»»

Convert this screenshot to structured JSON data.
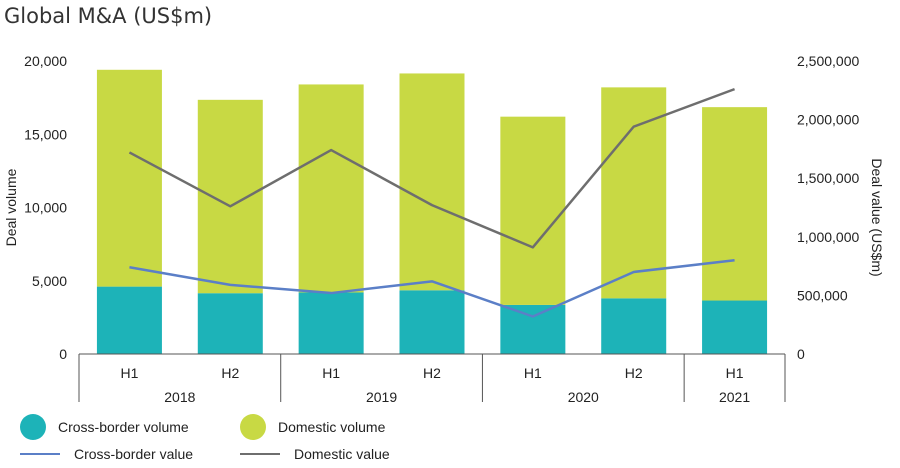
{
  "title": "Global M&A (US$m)",
  "chart_data": {
    "type": "bar",
    "stacked": true,
    "title": "Global M&A (US$m)",
    "ylabel": "Deal volume",
    "y2label": "Deal value (US$m)",
    "ylim": [
      0,
      20000
    ],
    "y2lim": [
      0,
      2500000
    ],
    "yticks": [
      "0",
      "5,000",
      "10,000",
      "15,000",
      "20,000"
    ],
    "y2ticks": [
      "0",
      "500,000",
      "1,000,000",
      "1,500,000",
      "2,000,000",
      "2,500,000"
    ],
    "categories": [
      "H1",
      "H2",
      "H1",
      "H2",
      "H1",
      "H2",
      "H1"
    ],
    "groups": [
      {
        "label": "2018",
        "span": 2
      },
      {
        "label": "2019",
        "span": 2
      },
      {
        "label": "2020",
        "span": 2
      },
      {
        "label": "2021",
        "span": 1
      }
    ],
    "series": [
      {
        "name": "Cross-border volume",
        "kind": "bar",
        "axis": "left",
        "color": "#1db3b8",
        "values": [
          4600,
          4150,
          4200,
          4350,
          3350,
          3800,
          3650
        ]
      },
      {
        "name": "Domestic volume",
        "kind": "bar",
        "axis": "left",
        "color": "#c8d944",
        "values": [
          14800,
          13200,
          14200,
          14800,
          12850,
          14400,
          13200
        ]
      },
      {
        "name": "Cross-border value",
        "kind": "line",
        "axis": "right",
        "color": "#5b7fc7",
        "values": [
          740000,
          590000,
          520000,
          620000,
          320000,
          700000,
          800000
        ]
      },
      {
        "name": "Domestic value",
        "kind": "line",
        "axis": "right",
        "color": "#6e6e6e",
        "values": [
          1720000,
          1260000,
          1740000,
          1270000,
          910000,
          1940000,
          2260000
        ]
      }
    ],
    "legend": [
      {
        "label": "Cross-border volume",
        "shape": "dot",
        "color": "#1db3b8"
      },
      {
        "label": "Domestic volume",
        "shape": "dot",
        "color": "#c8d944"
      },
      {
        "label": "Cross-border value",
        "shape": "line",
        "color": "#5b7fc7"
      },
      {
        "label": "Domestic value",
        "shape": "line",
        "color": "#6e6e6e"
      }
    ],
    "legend_position": "bottom",
    "grid": false
  }
}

««

Copy the records above exactly. The pictures are not part of the copy.

**ANSWER TO THE EXERCISE:**
Convert this screenshot to structured JSON data.
{
  "title": "Global M&A (US$m)",
  "chart_data": {
    "type": "bar",
    "stacked": true,
    "title": "Global M&A (US$m)",
    "ylabel": "Deal volume",
    "y2label": "Deal value (US$m)",
    "ylim": [
      0,
      20000
    ],
    "y2lim": [
      0,
      2500000
    ],
    "yticks": [
      "0",
      "5,000",
      "10,000",
      "15,000",
      "20,000"
    ],
    "y2ticks": [
      "0",
      "500,000",
      "1,000,000",
      "1,500,000",
      "2,000,000",
      "2,500,000"
    ],
    "categories": [
      "H1",
      "H2",
      "H1",
      "H2",
      "H1",
      "H2",
      "H1"
    ],
    "groups": [
      {
        "label": "2018",
        "span": 2
      },
      {
        "label": "2019",
        "span": 2
      },
      {
        "label": "2020",
        "span": 2
      },
      {
        "label": "2021",
        "span": 1
      }
    ],
    "series": [
      {
        "name": "Cross-border volume",
        "kind": "bar",
        "axis": "left",
        "color": "#1db3b8",
        "values": [
          4600,
          4150,
          4200,
          4350,
          3350,
          3800,
          3650
        ]
      },
      {
        "name": "Domestic volume",
        "kind": "bar",
        "axis": "left",
        "color": "#c8d944",
        "values": [
          14800,
          13200,
          14200,
          14800,
          12850,
          14400,
          13200
        ]
      },
      {
        "name": "Cross-border value",
        "kind": "line",
        "axis": "right",
        "color": "#5b7fc7",
        "values": [
          740000,
          590000,
          520000,
          620000,
          320000,
          700000,
          800000
        ]
      },
      {
        "name": "Domestic value",
        "kind": "line",
        "axis": "right",
        "color": "#6e6e6e",
        "values": [
          1720000,
          1260000,
          1740000,
          1270000,
          910000,
          1940000,
          2260000
        ]
      }
    ],
    "legend": [
      {
        "label": "Cross-border volume",
        "shape": "dot",
        "color": "#1db3b8"
      },
      {
        "label": "Domestic volume",
        "shape": "dot",
        "color": "#c8d944"
      },
      {
        "label": "Cross-border value",
        "shape": "line",
        "color": "#5b7fc7"
      },
      {
        "label": "Domestic value",
        "shape": "line",
        "color": "#6e6e6e"
      }
    ],
    "legend_position": "bottom",
    "grid": false
  }
}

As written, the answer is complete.